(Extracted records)
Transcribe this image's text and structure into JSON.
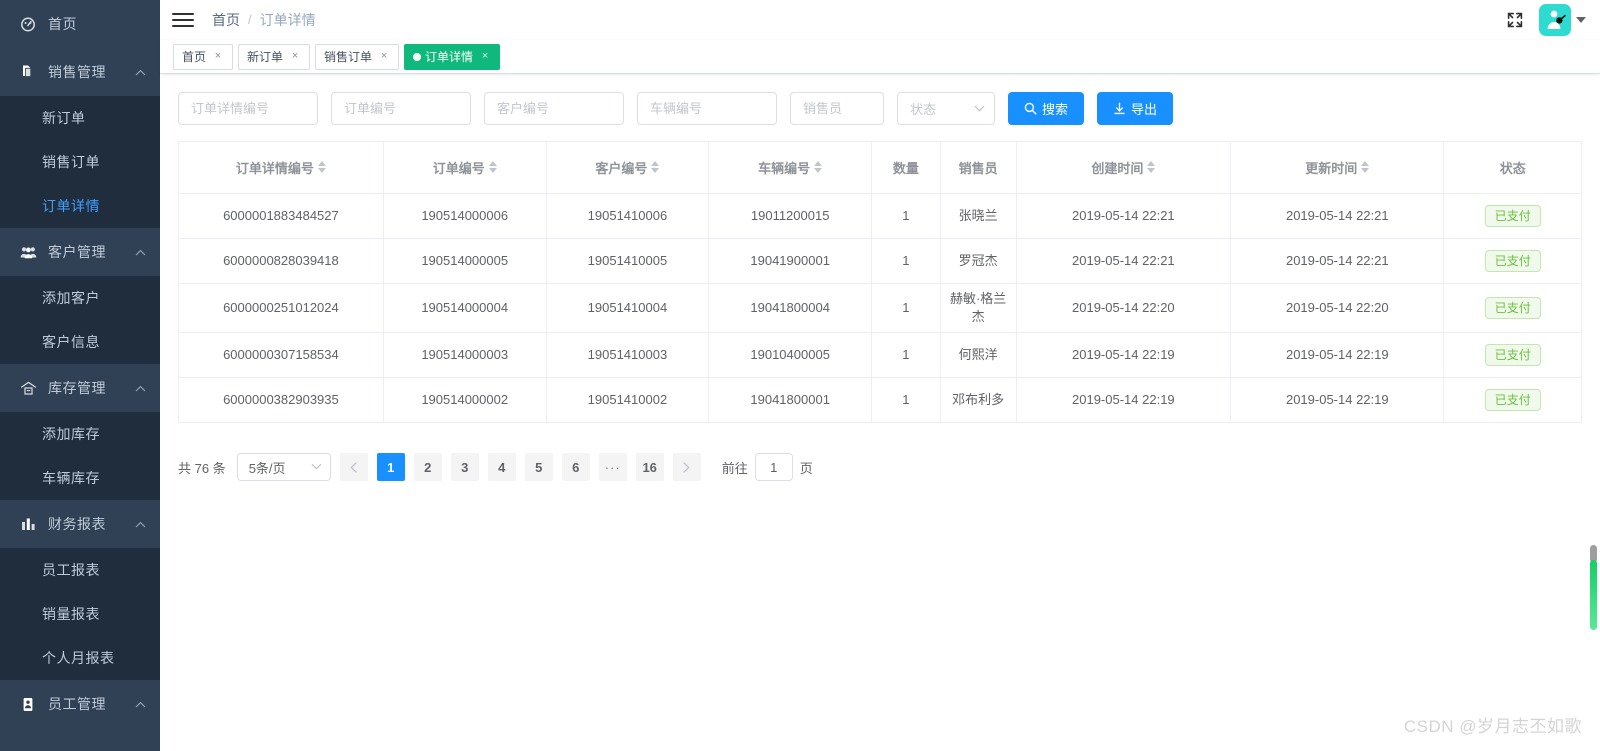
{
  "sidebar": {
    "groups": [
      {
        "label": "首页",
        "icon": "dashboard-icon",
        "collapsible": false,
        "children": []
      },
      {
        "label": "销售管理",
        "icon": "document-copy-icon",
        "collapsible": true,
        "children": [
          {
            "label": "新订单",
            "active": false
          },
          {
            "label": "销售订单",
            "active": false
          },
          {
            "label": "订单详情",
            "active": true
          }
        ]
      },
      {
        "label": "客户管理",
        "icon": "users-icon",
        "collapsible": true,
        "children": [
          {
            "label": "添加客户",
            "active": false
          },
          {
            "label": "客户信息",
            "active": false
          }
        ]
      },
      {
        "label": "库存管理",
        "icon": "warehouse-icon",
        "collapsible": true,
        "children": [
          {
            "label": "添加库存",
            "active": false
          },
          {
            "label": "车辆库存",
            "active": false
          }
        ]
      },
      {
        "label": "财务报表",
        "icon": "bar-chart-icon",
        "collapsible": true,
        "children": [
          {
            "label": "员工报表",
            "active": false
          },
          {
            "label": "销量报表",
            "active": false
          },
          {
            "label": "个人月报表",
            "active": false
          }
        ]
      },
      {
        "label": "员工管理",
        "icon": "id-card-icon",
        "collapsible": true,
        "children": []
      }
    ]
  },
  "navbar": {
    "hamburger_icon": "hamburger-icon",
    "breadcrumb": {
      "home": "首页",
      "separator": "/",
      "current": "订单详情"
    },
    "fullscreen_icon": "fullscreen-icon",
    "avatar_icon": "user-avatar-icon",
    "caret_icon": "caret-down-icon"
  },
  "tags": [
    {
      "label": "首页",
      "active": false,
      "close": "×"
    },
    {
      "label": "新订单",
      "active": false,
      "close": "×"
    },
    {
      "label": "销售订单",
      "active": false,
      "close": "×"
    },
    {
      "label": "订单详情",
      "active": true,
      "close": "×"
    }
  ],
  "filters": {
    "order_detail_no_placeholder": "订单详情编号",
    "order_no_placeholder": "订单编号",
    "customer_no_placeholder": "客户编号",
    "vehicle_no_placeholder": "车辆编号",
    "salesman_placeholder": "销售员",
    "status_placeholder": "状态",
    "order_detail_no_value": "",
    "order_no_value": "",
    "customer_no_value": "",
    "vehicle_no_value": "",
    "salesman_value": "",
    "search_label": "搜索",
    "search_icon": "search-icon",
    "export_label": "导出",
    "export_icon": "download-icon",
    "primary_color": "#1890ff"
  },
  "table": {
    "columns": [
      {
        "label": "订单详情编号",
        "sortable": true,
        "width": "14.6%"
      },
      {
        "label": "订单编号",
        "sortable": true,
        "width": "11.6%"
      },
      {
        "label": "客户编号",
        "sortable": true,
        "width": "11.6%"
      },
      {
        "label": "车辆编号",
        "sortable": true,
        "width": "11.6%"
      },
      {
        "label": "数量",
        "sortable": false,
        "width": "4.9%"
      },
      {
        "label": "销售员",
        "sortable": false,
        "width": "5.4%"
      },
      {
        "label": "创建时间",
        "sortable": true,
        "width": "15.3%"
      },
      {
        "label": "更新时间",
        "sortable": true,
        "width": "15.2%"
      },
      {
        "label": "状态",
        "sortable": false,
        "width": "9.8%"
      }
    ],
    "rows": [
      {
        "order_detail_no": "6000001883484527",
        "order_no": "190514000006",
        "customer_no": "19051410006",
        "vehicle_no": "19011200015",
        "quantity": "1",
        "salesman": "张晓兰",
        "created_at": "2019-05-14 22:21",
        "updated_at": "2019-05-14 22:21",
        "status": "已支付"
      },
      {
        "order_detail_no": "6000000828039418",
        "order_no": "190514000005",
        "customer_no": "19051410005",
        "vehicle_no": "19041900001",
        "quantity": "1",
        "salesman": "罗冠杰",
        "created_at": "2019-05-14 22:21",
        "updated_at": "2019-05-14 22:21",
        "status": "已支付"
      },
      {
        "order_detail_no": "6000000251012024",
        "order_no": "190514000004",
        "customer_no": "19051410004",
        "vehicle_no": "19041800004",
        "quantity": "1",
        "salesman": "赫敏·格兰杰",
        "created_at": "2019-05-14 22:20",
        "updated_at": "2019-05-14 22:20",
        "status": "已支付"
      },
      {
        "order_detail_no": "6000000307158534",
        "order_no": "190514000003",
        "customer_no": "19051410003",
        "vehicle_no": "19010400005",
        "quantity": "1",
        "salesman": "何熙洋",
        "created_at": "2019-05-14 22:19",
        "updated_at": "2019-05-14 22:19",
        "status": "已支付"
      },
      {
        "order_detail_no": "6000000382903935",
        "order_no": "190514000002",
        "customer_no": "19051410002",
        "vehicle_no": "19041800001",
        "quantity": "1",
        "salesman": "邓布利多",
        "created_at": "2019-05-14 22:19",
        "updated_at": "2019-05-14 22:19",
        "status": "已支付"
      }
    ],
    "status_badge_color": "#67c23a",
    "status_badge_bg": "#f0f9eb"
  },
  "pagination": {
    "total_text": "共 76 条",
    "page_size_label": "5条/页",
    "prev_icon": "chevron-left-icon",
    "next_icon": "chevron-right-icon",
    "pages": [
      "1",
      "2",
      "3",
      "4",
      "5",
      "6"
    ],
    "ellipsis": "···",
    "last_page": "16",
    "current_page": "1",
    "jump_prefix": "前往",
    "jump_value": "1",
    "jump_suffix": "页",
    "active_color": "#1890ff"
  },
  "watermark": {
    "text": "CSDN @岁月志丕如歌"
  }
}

==

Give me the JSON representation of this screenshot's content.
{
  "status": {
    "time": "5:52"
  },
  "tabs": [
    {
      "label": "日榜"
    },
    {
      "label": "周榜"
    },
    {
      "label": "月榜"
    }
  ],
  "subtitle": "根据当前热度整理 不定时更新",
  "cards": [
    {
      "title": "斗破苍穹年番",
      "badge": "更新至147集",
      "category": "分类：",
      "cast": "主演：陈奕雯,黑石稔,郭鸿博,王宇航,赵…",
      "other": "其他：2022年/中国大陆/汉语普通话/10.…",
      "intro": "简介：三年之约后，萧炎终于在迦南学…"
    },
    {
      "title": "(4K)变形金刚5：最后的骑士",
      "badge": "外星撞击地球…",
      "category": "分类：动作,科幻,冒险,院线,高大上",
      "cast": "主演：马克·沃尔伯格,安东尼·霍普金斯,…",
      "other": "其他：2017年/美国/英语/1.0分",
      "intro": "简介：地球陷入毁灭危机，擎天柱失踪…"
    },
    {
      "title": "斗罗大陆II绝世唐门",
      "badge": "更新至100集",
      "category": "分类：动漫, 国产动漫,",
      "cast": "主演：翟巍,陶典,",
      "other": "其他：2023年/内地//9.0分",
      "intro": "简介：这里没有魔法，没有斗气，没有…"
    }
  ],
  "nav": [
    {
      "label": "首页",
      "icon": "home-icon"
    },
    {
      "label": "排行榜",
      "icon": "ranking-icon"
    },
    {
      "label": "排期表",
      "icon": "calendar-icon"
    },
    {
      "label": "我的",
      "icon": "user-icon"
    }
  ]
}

WHAT NEEDS TO BE DONE> Check each line of these records for the string "width" and state only how many lines have it.

PROBLEM SOLUTION> 9